### PROBLEM STATEMENT
All of the data below must be repeated exactly.

### EXTRACTED RECORDS
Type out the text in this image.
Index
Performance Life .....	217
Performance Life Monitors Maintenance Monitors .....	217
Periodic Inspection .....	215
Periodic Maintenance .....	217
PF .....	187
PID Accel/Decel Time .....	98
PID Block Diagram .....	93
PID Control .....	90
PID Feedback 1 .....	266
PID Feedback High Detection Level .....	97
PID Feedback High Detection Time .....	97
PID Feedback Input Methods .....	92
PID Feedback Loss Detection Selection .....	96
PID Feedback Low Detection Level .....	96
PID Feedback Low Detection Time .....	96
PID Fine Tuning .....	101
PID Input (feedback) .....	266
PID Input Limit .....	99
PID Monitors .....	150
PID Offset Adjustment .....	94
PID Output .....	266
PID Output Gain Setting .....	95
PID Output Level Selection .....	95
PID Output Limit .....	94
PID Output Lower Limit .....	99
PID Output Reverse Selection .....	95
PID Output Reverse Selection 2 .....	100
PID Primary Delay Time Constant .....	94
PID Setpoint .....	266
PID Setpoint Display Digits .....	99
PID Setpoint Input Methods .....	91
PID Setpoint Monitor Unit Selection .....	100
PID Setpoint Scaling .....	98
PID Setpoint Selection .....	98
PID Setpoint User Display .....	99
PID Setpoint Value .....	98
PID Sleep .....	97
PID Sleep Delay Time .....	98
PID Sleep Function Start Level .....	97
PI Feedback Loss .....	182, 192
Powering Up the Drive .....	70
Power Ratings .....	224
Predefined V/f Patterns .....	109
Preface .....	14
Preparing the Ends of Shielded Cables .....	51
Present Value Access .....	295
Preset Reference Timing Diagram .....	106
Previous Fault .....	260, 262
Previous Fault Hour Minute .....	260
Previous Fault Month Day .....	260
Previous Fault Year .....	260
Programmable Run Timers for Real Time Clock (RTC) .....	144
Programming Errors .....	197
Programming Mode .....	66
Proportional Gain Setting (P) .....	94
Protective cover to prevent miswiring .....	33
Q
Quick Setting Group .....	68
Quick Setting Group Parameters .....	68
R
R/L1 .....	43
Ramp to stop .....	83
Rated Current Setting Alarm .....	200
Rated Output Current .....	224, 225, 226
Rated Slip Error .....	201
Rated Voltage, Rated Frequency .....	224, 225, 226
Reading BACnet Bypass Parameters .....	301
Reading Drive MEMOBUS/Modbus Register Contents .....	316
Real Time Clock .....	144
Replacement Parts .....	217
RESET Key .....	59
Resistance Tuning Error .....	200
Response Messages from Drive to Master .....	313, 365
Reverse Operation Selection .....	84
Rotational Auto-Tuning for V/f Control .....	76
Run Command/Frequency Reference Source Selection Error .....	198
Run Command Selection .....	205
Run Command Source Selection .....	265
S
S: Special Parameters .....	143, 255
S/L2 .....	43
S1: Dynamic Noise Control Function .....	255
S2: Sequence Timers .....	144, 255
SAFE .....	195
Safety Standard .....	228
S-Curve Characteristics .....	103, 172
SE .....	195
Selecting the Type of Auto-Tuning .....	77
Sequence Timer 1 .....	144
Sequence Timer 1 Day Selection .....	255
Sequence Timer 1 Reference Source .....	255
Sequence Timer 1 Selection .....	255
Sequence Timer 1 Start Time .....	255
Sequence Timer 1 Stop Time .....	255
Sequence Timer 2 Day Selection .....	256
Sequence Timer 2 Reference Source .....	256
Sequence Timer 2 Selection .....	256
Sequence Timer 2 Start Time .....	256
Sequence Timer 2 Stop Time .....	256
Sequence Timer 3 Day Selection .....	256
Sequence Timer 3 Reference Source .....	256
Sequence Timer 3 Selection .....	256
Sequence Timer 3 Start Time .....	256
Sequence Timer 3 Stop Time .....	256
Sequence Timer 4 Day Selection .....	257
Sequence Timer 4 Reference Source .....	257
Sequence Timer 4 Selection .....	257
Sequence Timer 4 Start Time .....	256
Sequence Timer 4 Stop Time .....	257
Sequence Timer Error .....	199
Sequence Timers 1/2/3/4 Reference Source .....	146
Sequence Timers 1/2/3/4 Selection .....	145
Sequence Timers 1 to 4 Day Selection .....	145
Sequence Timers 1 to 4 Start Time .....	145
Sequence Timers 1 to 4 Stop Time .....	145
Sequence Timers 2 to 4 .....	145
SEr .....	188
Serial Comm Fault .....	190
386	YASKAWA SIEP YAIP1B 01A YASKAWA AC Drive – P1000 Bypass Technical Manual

### WRITTEN SOLUTION
Type out the text in this image.
Index
Performance Life .....	217
Performance Life Monitors Maintenance Monitors .....	217
Periodic Inspection .....	215
Periodic Maintenance .....	217
PF .....	187
PID Accel/Decel Time .....	98
PID Block Diagram .....	93
PID Control .....	90
PID Feedback 1 .....	266
PID Feedback High Detection Level .....	97
PID Feedback High Detection Time .....	97
PID Feedback Input Methods .....	92
PID Feedback Loss Detection Selection .....	96
PID Feedback Low Detection Level .....	96
PID Feedback Low Detection Time .....	96
PID Fine Tuning .....	101
PID Input (feedback) .....	266
PID Input Limit .....	99
PID Monitors .....	150
PID Offset Adjustment .....	94
PID Output .....	266
PID Output Gain Setting .....	95
PID Output Level Selection .....	95
PID Output Limit .....	94
PID Output Lower Limit .....	99
PID Output Reverse Selection .....	95
PID Output Reverse Selection 2 .....	100
PID Primary Delay Time Constant .....	94
PID Setpoint .....	266
PID Setpoint Display Digits .....	99
PID Setpoint Input Methods .....	91
PID Setpoint Monitor Unit Selection .....	100
PID Setpoint Scaling .....	98
PID Setpoint Selection .....	98
PID Setpoint User Display .....	99
PID Setpoint Value .....	98
PID Sleep .....	97
PID Sleep Delay Time .....	98
PID Sleep Function Start Level .....	97
PI Feedback Loss .....	182, 192
Powering Up the Drive .....	70
Power Ratings .....	224
Predefined V/f Patterns .....	109
Preface .....	14
Preparing the Ends of Shielded Cables .....	51
Present Value Access .....	295
Preset Reference Timing Diagram .....	106
Previous Fault .....	260, 262
Previous Fault Hour Minute .....	260
Previous Fault Month Day .....	260
Previous Fault Year .....	260
Programmable Run Timers for Real Time Clock (RTC) .....	144
Programming Errors .....	197
Programming Mode .....	66
Proportional Gain Setting (P) .....	94
Protective cover to prevent miswiring .....	33
Q
Quick Setting Group .....	68
Quick Setting Group Parameters .....	68
R
R/L1 .....	43
Ramp to stop .....	83
Rated Current Setting Alarm .....	200
Rated Output Current .....	224, 225, 226
Rated Slip Error .....	201
Rated Voltage, Rated Frequency .....	224, 225, 226
Reading BACnet Bypass Parameters .....	301
Reading Drive MEMOBUS/Modbus Register Contents .....	316
Real Time Clock .....	144
Replacement Parts .....	217
RESET Key .....	59
Resistance Tuning Error .....	200
Response Messages from Drive to Master .....	313, 365
Reverse Operation Selection .....	84
Rotational Auto-Tuning for V/f Control .....	76
Run Command/Frequency Reference Source Selection Error .....	198
Run Command Selection .....	205
Run Command Source Selection .....	265
S
S: Special Parameters .....	143, 255
S/L2 .....	43
S1: Dynamic Noise Control Function .....	255
S2: Sequence Timers .....	144, 255
SAFE .....	195
Safety Standard .....	228
S-Curve Characteristics .....	103, 172
SE .....	195
Selecting the Type of Auto-Tuning .....	77
Sequence Timer 1 .....	144
Sequence Timer 1 Day Selection .....	255
Sequence Timer 1 Reference Source .....	255
Sequence Timer 1 Selection .....	255
Sequence Timer 1 Start Time .....	255
Sequence Timer 1 Stop Time .....	255
Sequence Timer 2 Day Selection .....	256
Sequence Timer 2 Reference Source .....	256
Sequence Timer 2 Selection .....	256
Sequence Timer 2 Start Time .....	256
Sequence Timer 2 Stop Time .....	256
Sequence Timer 3 Day Selection .....	256
Sequence Timer 3 Reference Source .....	256
Sequence Timer 3 Selection .....	256
Sequence Timer 3 Start Time .....	256
Sequence Timer 3 Stop Time .....	256
Sequence Timer 4 Day Selection .....	257
Sequence Timer 4 Reference Source .....	257
Sequence Timer 4 Selection .....	257
Sequence Timer 4 Start Time .....	256
Sequence Timer 4 Stop Time .....	257
Sequence Timer Error .....	199
Sequence Timers 1/2/3/4 Reference Source .....	146
Sequence Timers 1/2/3/4 Selection .....	145
Sequence Timers 1 to 4 Day Selection .....	145
Sequence Timers 1 to 4 Start Time .....	145
Sequence Timers 1 to 4 Stop Time .....	145
Sequence Timers 2 to 4 .....	145
SEr .....	188
Serial Comm Fault .....	190
386	YASKAWA SIEP YAIP1B 01A YASKAWA AC Drive – P1000 Bypass Technical Manual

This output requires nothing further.